TASK TO COMPLETE
Find the lines that hold the word "ePayment" and return them.

PROVIDED INFORMATION
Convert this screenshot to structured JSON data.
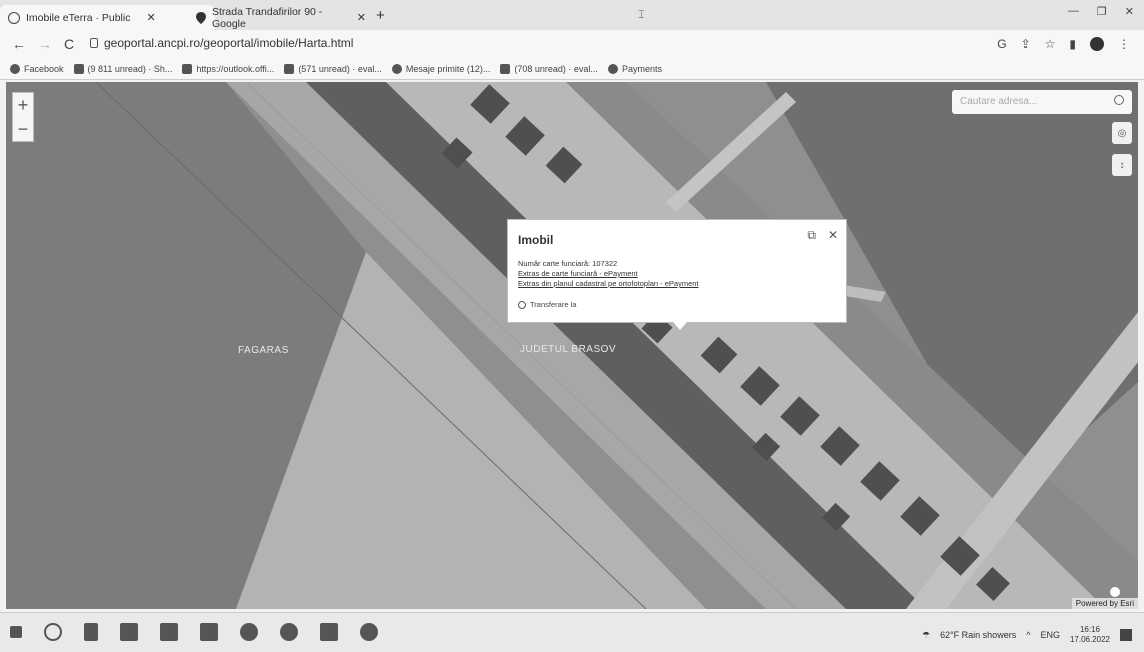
{
  "browser": {
    "tabs": [
      {
        "title": "Imobile eTerra · Public"
      },
      {
        "title": "Strada Trandafirilor 90 - Google"
      }
    ],
    "new_tab_label": "+",
    "url": "geoportal.ancpi.ro/geoportal/imobile/Harta.html",
    "bookmarks": [
      {
        "label": "Facebook"
      },
      {
        "label": "(9 811 unread) · Sh..."
      },
      {
        "label": "https://outlook.offi..."
      },
      {
        "label": "(571 unread) · eval..."
      },
      {
        "label": "Mesaje primite (12)..."
      },
      {
        "label": "(708 unread) · eval..."
      },
      {
        "label": "Payments"
      }
    ]
  },
  "map": {
    "zoom_in": "+",
    "zoom_out": "−",
    "search_placeholder": "Cautare adresa...",
    "labels": {
      "left": "FAGARAS",
      "center": "JUDETUL BRASOV"
    },
    "powered_by": "Powered by Esri"
  },
  "popup": {
    "title": "Imobil",
    "cf_number": "Număr carte funciară: 107322",
    "link_extras_cf": "Extras de carte funciară - ePayment",
    "link_extras_plan": "Extras din planul cadastral pe ortofotoplan - ePayment",
    "transfer_label": "Transferare la"
  },
  "taskbar": {
    "weather": "62°F  Rain showers",
    "lang": "ENG",
    "time": "16:16",
    "date": "17.06.2022"
  }
}
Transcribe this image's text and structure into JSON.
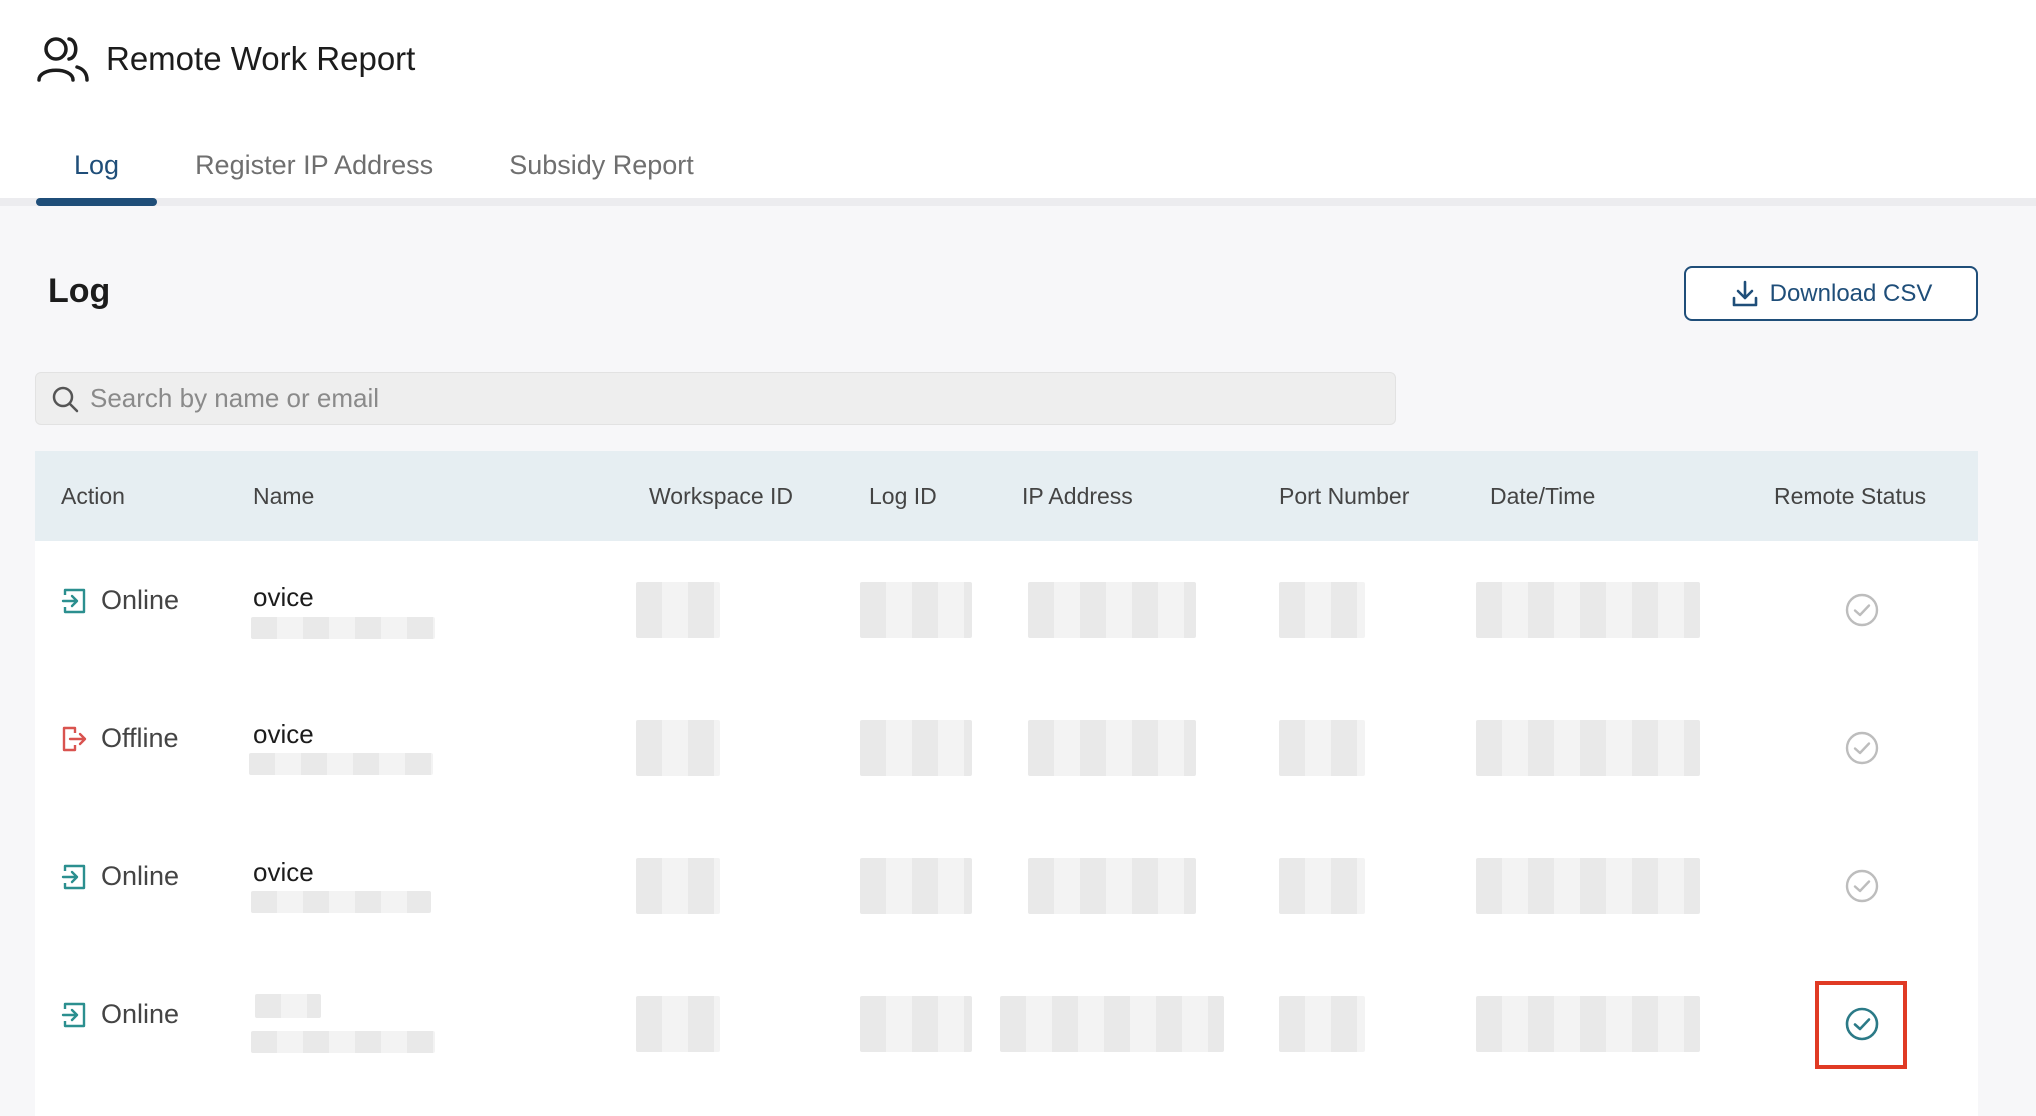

TASK RESPONSE
    "link_extras_cf": "Extras de carte funciară - ePayment",
    "link_extras_plan": "Extras din planul cadastral pe ortofotoplan - ePayment",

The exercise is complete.